Data in this exercise:
++++++++++

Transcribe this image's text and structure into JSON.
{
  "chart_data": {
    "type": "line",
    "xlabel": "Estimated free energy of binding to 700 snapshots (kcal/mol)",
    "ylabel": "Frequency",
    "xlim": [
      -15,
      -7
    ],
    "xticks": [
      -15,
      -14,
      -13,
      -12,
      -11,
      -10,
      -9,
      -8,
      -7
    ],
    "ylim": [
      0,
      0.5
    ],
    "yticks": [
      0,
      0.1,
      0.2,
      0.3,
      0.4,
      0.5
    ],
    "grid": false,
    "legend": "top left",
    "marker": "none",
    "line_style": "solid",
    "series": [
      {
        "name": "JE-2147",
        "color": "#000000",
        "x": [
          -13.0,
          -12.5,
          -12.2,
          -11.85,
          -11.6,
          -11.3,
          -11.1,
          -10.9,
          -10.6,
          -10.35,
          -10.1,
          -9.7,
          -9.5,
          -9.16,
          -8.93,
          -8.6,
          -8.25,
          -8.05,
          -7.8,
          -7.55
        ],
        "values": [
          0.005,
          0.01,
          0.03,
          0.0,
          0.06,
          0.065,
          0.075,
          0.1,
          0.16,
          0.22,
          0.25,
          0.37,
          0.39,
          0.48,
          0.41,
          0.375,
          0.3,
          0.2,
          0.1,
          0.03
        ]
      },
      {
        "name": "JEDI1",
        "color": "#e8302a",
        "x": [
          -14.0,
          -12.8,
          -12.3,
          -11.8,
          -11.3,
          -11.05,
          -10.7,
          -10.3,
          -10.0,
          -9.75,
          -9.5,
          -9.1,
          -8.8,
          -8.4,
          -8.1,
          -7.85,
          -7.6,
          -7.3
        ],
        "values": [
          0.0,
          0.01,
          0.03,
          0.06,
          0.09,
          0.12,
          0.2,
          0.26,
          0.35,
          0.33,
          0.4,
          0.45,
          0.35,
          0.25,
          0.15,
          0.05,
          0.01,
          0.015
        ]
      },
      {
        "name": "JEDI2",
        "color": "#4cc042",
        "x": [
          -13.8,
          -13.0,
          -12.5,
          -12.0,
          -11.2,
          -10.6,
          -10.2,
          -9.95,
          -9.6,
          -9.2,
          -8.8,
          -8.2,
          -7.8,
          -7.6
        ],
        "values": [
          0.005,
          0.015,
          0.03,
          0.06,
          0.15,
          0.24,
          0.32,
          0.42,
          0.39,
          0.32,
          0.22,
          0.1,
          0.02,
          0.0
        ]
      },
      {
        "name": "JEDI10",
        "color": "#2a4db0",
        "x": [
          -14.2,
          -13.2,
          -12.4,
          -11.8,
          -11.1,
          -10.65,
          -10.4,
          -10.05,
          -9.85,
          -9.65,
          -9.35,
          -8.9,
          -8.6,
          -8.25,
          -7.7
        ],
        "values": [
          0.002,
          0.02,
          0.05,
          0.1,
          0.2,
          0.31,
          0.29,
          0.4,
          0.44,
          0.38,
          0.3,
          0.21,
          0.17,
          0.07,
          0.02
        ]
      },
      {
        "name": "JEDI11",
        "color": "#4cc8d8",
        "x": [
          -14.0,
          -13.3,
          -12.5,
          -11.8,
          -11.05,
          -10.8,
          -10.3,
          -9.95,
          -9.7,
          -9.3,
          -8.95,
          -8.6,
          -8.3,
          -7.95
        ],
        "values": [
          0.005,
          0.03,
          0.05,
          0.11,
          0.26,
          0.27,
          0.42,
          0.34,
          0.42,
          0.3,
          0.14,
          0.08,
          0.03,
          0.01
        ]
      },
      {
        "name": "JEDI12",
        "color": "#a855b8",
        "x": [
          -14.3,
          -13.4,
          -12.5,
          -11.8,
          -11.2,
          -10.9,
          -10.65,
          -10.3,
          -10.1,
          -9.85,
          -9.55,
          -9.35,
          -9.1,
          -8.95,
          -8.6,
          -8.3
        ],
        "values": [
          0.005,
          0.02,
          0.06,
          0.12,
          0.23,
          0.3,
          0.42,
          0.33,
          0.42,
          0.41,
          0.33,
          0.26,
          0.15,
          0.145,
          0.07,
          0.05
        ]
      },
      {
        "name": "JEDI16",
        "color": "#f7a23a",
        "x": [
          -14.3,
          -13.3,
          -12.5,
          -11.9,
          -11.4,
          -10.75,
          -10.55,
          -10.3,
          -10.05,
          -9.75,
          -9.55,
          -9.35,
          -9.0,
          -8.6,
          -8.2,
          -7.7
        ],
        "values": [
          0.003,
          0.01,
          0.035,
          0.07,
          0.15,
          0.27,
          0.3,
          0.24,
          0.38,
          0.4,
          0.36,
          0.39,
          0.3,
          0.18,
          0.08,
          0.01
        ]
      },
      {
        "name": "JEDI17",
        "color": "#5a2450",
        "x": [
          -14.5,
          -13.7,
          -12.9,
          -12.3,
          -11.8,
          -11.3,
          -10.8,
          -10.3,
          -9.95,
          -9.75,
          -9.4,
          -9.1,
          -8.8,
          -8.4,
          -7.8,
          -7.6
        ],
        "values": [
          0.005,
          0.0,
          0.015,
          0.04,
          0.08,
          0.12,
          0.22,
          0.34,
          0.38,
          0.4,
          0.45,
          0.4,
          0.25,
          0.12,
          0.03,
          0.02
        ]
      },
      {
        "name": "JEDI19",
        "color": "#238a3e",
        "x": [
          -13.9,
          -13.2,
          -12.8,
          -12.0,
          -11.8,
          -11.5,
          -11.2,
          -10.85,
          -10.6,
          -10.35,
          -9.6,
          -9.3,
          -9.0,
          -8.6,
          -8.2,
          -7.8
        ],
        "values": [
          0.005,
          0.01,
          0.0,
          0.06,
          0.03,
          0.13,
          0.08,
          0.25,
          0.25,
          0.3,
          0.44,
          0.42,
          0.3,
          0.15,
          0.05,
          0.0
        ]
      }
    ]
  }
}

++++++++++

Task prompt:
Write the material out again word for word.

Full answer:
Transcribe this image's text and structure into JSON.
{
  "chart_data": {
    "type": "line",
    "xlabel": "Estimated free energy of binding to 700 snapshots (kcal/mol)",
    "ylabel": "Frequency",
    "xlim": [
      -15,
      -7
    ],
    "xticks": [
      -15,
      -14,
      -13,
      -12,
      -11,
      -10,
      -9,
      -8,
      -7
    ],
    "ylim": [
      0,
      0.5
    ],
    "yticks": [
      0,
      0.1,
      0.2,
      0.3,
      0.4,
      0.5
    ],
    "grid": false,
    "legend": "top left",
    "marker": "none",
    "line_style": "solid",
    "series": [
      {
        "name": "JE-2147",
        "color": "#000000",
        "x": [
          -13.0,
          -12.5,
          -12.2,
          -11.85,
          -11.6,
          -11.3,
          -11.1,
          -10.9,
          -10.6,
          -10.35,
          -10.1,
          -9.7,
          -9.5,
          -9.16,
          -8.93,
          -8.6,
          -8.25,
          -8.05,
          -7.8,
          -7.55
        ],
        "values": [
          0.005,
          0.01,
          0.03,
          0.0,
          0.06,
          0.065,
          0.075,
          0.1,
          0.16,
          0.22,
          0.25,
          0.37,
          0.39,
          0.48,
          0.41,
          0.375,
          0.3,
          0.2,
          0.1,
          0.03
        ]
      },
      {
        "name": "JEDI1",
        "color": "#e8302a",
        "x": [
          -14.0,
          -12.8,
          -12.3,
          -11.8,
          -11.3,
          -11.05,
          -10.7,
          -10.3,
          -10.0,
          -9.75,
          -9.5,
          -9.1,
          -8.8,
          -8.4,
          -8.1,
          -7.85,
          -7.6,
          -7.3
        ],
        "values": [
          0.0,
          0.01,
          0.03,
          0.06,
          0.09,
          0.12,
          0.2,
          0.26,
          0.35,
          0.33,
          0.4,
          0.45,
          0.35,
          0.25,
          0.15,
          0.05,
          0.01,
          0.015
        ]
      },
      {
        "name": "JEDI2",
        "color": "#4cc042",
        "x": [
          -13.8,
          -13.0,
          -12.5,
          -12.0,
          -11.2,
          -10.6,
          -10.2,
          -9.95,
          -9.6,
          -9.2,
          -8.8,
          -8.2,
          -7.8,
          -7.6
        ],
        "values": [
          0.005,
          0.015,
          0.03,
          0.06,
          0.15,
          0.24,
          0.32,
          0.42,
          0.39,
          0.32,
          0.22,
          0.1,
          0.02,
          0.0
        ]
      },
      {
        "name": "JEDI10",
        "color": "#2a4db0",
        "x": [
          -14.2,
          -13.2,
          -12.4,
          -11.8,
          -11.1,
          -10.65,
          -10.4,
          -10.05,
          -9.85,
          -9.65,
          -9.35,
          -8.9,
          -8.6,
          -8.25,
          -7.7
        ],
        "values": [
          0.002,
          0.02,
          0.05,
          0.1,
          0.2,
          0.31,
          0.29,
          0.4,
          0.44,
          0.38,
          0.3,
          0.21,
          0.17,
          0.07,
          0.02
        ]
      },
      {
        "name": "JEDI11",
        "color": "#4cc8d8",
        "x": [
          -14.0,
          -13.3,
          -12.5,
          -11.8,
          -11.05,
          -10.8,
          -10.3,
          -9.95,
          -9.7,
          -9.3,
          -8.95,
          -8.6,
          -8.3,
          -7.95
        ],
        "values": [
          0.005,
          0.03,
          0.05,
          0.11,
          0.26,
          0.27,
          0.42,
          0.34,
          0.42,
          0.3,
          0.14,
          0.08,
          0.03,
          0.01
        ]
      },
      {
        "name": "JEDI12",
        "color": "#a855b8",
        "x": [
          -14.3,
          -13.4,
          -12.5,
          -11.8,
          -11.2,
          -10.9,
          -10.65,
          -10.3,
          -10.1,
          -9.85,
          -9.55,
          -9.35,
          -9.1,
          -8.95,
          -8.6,
          -8.3
        ],
        "values": [
          0.005,
          0.02,
          0.06,
          0.12,
          0.23,
          0.3,
          0.42,
          0.33,
          0.42,
          0.41,
          0.33,
          0.26,
          0.15,
          0.145,
          0.07,
          0.05
        ]
      },
      {
        "name": "JEDI16",
        "color": "#f7a23a",
        "x": [
          -14.3,
          -13.3,
          -12.5,
          -11.9,
          -11.4,
          -10.75,
          -10.55,
          -10.3,
          -10.05,
          -9.75,
          -9.55,
          -9.35,
          -9.0,
          -8.6,
          -8.2,
          -7.7
        ],
        "values": [
          0.003,
          0.01,
          0.035,
          0.07,
          0.15,
          0.27,
          0.3,
          0.24,
          0.38,
          0.4,
          0.36,
          0.39,
          0.3,
          0.18,
          0.08,
          0.01
        ]
      },
      {
        "name": "JEDI17",
        "color": "#5a2450",
        "x": [
          -14.5,
          -13.7,
          -12.9,
          -12.3,
          -11.8,
          -11.3,
          -10.8,
          -10.3,
          -9.95,
          -9.75,
          -9.4,
          -9.1,
          -8.8,
          -8.4,
          -7.8,
          -7.6
        ],
        "values": [
          0.005,
          0.0,
          0.015,
          0.04,
          0.08,
          0.12,
          0.22,
          0.34,
          0.38,
          0.4,
          0.45,
          0.4,
          0.25,
          0.12,
          0.03,
          0.02
        ]
      },
      {
        "name": "JEDI19",
        "color": "#238a3e",
        "x": [
          -13.9,
          -13.2,
          -12.8,
          -12.0,
          -11.8,
          -11.5,
          -11.2,
          -10.85,
          -10.6,
          -10.35,
          -9.6,
          -9.3,
          -9.0,
          -8.6,
          -8.2,
          -7.8
        ],
        "values": [
          0.005,
          0.01,
          0.0,
          0.06,
          0.03,
          0.13,
          0.08,
          0.25,
          0.25,
          0.3,
          0.44,
          0.42,
          0.3,
          0.15,
          0.05,
          0.0
        ]
      }
    ]
  }
}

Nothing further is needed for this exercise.